_DO THIS_
Each entry must be given again exactly; images do not belong in the copy.

[Dataset items]
● ● ● ● ●

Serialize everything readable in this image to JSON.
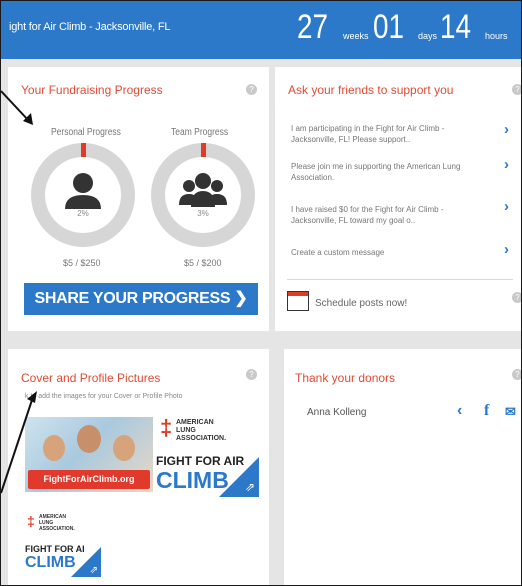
{
  "header": {
    "title": "ight for Air Climb - Jacksonville, FL",
    "countdown": [
      {
        "value": "27",
        "unit": "weeks"
      },
      {
        "value": "01",
        "unit": "days"
      },
      {
        "value": "14",
        "unit": "hours"
      }
    ]
  },
  "progress": {
    "title": "Your Fundraising Progress",
    "personal": {
      "label": "Personal Progress",
      "percent": "2%",
      "amount": "$5 / $250",
      "fraction": 0.02
    },
    "team": {
      "label": "Team Progress",
      "percent": "3%",
      "amount": "$5 / $200",
      "fraction": 0.03
    },
    "share_label": "SHARE YOUR PROGRESS ❯"
  },
  "friends": {
    "title": "Ask your friends to support you",
    "messages": [
      "I am participating in the Fight for Air Climb - Jacksonville, FL! Please support..",
      "Please join me in supporting the American Lung Association.",
      "I have raised $0 for the Fight for Air Climb - Jacksonville, FL toward my goal o..",
      "Create a custom message"
    ],
    "schedule_label": "Schedule posts now!"
  },
  "cover": {
    "title": "Cover and Profile Pictures",
    "instructions": "k to add the images for your Cover or Profile Photo",
    "photo_banner": "FightForAirClimb.org",
    "lung_lines": [
      "AMERICAN",
      "LUNG",
      "ASSOCIATION."
    ],
    "fight_text": "FIGHT FOR AIR",
    "climb_text": "CLIMB",
    "small_fight_text": "FIGHT FOR AI",
    "small_climb_text": "CLIMB"
  },
  "donors": {
    "title": "Thank your donors",
    "names": [
      "Anna Kolleng"
    ]
  },
  "colors": {
    "accent": "#2c79c9",
    "title_red": "#e14b34",
    "background": "#e5e5e5"
  },
  "icons": [
    "help-icon",
    "chevron-right-icon",
    "calendar-icon",
    "share-icon",
    "chevron-left-icon",
    "facebook-icon",
    "email-icon"
  ]
}
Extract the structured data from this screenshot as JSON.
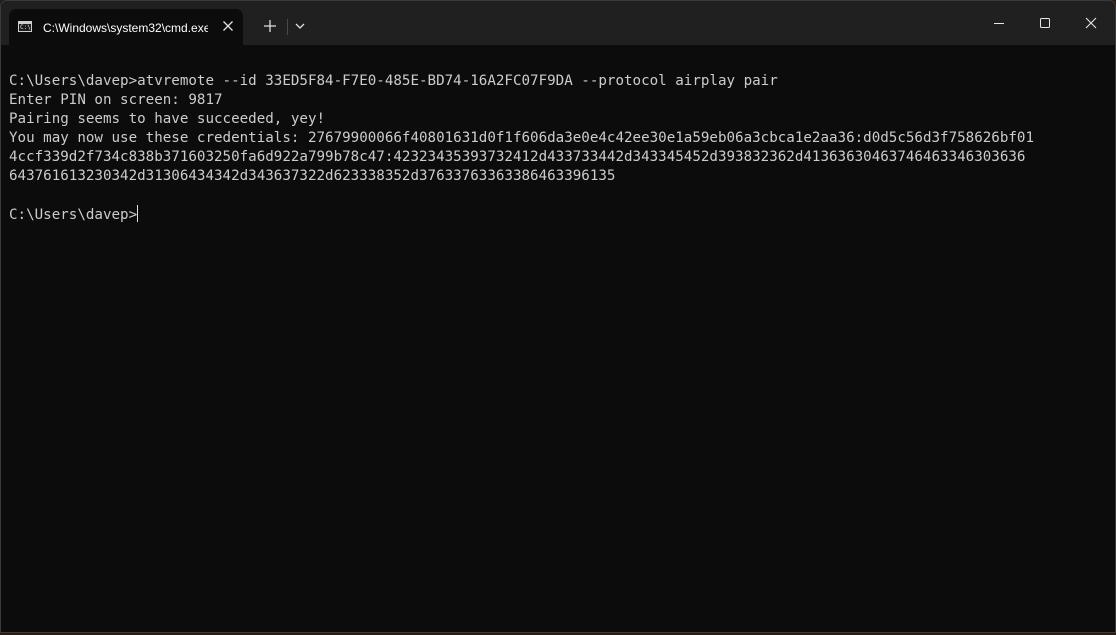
{
  "tab": {
    "title": "C:\\Windows\\system32\\cmd.exe",
    "icon": "cmd-icon",
    "icon_text": "C:\\"
  },
  "titlebar": {
    "new_tab_symbol": "+",
    "close_tab_symbol": "✕"
  },
  "console": {
    "lines": [
      "C:\\Users\\davep>atvremote --id 33ED5F84-F7E0-485E-BD74-16A2FC07F9DA --protocol airplay pair",
      "Enter PIN on screen: 9817",
      "Pairing seems to have succeeded, yey!",
      "You may now use these credentials: 27679900066f40801631d0f1f606da3e0e4c42ee30e1a59eb06a3cbca1e2aa36:d0d5c56d3f758626bf01",
      "4ccf339d2f734c838b371603250fa6d922a799b78c47:42323435393732412d433733442d343345452d393832362d41363630463746463346303636",
      "643761613230342d31306434342d343637322d623338352d37633763363386463396135",
      "",
      "C:\\Users\\davep>"
    ]
  },
  "colors": {
    "console_bg": "#0c0c0c",
    "console_fg": "#cccccc",
    "titlebar_bg": "#202020"
  }
}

● ● ● ● ●

_RESULT OF THIS EXERCISE_
Serialize everything readable in this image to JSON.
{
  "header": {
    "title": "ight for Air Climb - Jacksonville, FL",
    "countdown": [
      {
        "value": "27",
        "unit": "weeks"
      },
      {
        "value": "01",
        "unit": "days"
      },
      {
        "value": "14",
        "unit": "hours"
      }
    ]
  },
  "progress": {
    "title": "Your Fundraising Progress",
    "personal": {
      "label": "Personal Progress",
      "percent": "2%",
      "amount": "$5 / $250",
      "fraction": 0.02
    },
    "team": {
      "label": "Team Progress",
      "percent": "3%",
      "amount": "$5 / $200",
      "fraction": 0.03
    },
    "share_label": "SHARE YOUR PROGRESS ❯"
  },
  "friends": {
    "title": "Ask your friends to support you",
    "messages": [
      "I am participating in the Fight for Air Climb - Jacksonville, FL! Please support..",
      "Please join me in supporting the American Lung Association.",
      "I have raised $0 for the Fight for Air Climb - Jacksonville, FL toward my goal o..",
      "Create a custom message"
    ],
    "schedule_label": "Schedule posts now!"
  },
  "cover": {
    "title": "Cover and Profile Pictures",
    "instructions": "k to add the images for your Cover or Profile Photo",
    "photo_banner": "FightForAirClimb.org",
    "lung_lines": [
      "AMERICAN",
      "LUNG",
      "ASSOCIATION."
    ],
    "fight_text": "FIGHT FOR AIR",
    "climb_text": "CLIMB",
    "small_fight_text": "FIGHT FOR AI",
    "small_climb_text": "CLIMB"
  },
  "donors": {
    "title": "Thank your donors",
    "names": [
      "Anna Kolleng"
    ]
  },
  "colors": {
    "accent": "#2c79c9",
    "title_red": "#e14b34",
    "background": "#e5e5e5"
  },
  "icons": [
    "help-icon",
    "chevron-right-icon",
    "calendar-icon",
    "share-icon",
    "chevron-left-icon",
    "facebook-icon",
    "email-icon"
  ]
}
Extract the structured data from this screenshot as JSON.
{
  "tab": {
    "title": "C:\\Windows\\system32\\cmd.exe",
    "icon": "cmd-icon",
    "icon_text": "C:\\"
  },
  "titlebar": {
    "new_tab_symbol": "+",
    "close_tab_symbol": "✕"
  },
  "console": {
    "lines": [
      "C:\\Users\\davep>atvremote --id 33ED5F84-F7E0-485E-BD74-16A2FC07F9DA --protocol airplay pair",
      "Enter PIN on screen: 9817",
      "Pairing seems to have succeeded, yey!",
      "You may now use these credentials: 27679900066f40801631d0f1f606da3e0e4c42ee30e1a59eb06a3cbca1e2aa36:d0d5c56d3f758626bf01",
      "4ccf339d2f734c838b371603250fa6d922a799b78c47:42323435393732412d433733442d343345452d393832362d41363630463746463346303636",
      "643761613230342d31306434342d343637322d623338352d37633763363386463396135",
      "",
      "C:\\Users\\davep>"
    ]
  },
  "colors": {
    "console_bg": "#0c0c0c",
    "console_fg": "#cccccc",
    "titlebar_bg": "#202020"
  }
}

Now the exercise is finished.